**Exercise**. Rewrite the records from the line containing "y-axis-tick-label: $0 — [74, 610, 95, 629]" through the line containing "home-value-line — [131, 197, 877, 376]", replacing "Jan" with "January" and changing nothing else. Give only those lines.

**Task inputs**.
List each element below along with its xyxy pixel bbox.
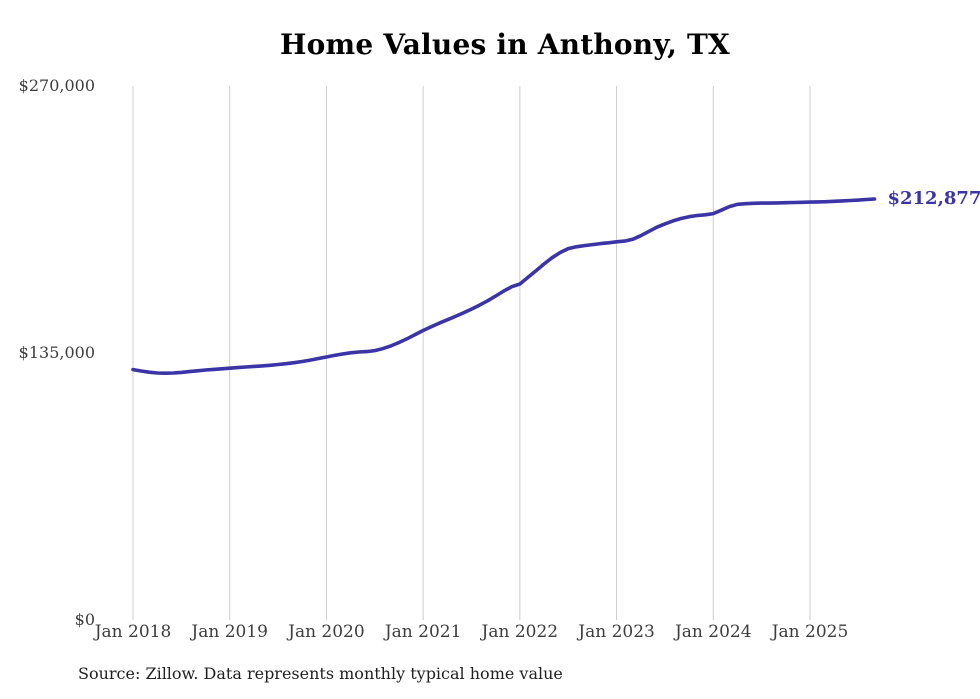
y-axis-tick-label: $0 — [74, 610, 95, 629]
x-axis-tick-label: Jan 2018 — [94, 622, 172, 642]
x-axis-tick-label: Jan 2024 — [674, 622, 752, 642]
x-axis-tick-label: Jan 2025 — [771, 622, 849, 642]
x-axis-tick-label: Jan 2020 — [288, 622, 365, 642]
home-value-line — [131, 197, 877, 376]
source-note: Source: Zillow. Data represents monthly … — [78, 664, 563, 683]
x-axis-tick-label: Jan 2022 — [481, 622, 559, 642]
gridlines — [132, 86, 811, 620]
latest-value-label: $212,877 — [887, 187, 980, 209]
x-axis-tick-label: Jan 2023 — [578, 622, 655, 642]
x-axis-tick-label: Jan 2021 — [384, 622, 462, 642]
y-axis-tick-label: $270,000 — [18, 76, 95, 95]
x-axis-tick-label: Jan 2019 — [191, 622, 268, 642]
y-axis-tick-label: $135,000 — [18, 343, 95, 362]
chart-title: Home Values in Anthony, TX — [280, 28, 730, 61]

**Answer for this exercise**.
y-axis-tick-label: $0 — [74, 610, 95, 629]
x-axis-tick-label: January 2018 — [94, 622, 172, 642]
x-axis-tick-label: January 2024 — [674, 622, 752, 642]
x-axis-tick-label: January 2025 — [771, 622, 849, 642]
x-axis-tick-label: January 2020 — [288, 622, 365, 642]
home-value-line — [131, 197, 877, 376]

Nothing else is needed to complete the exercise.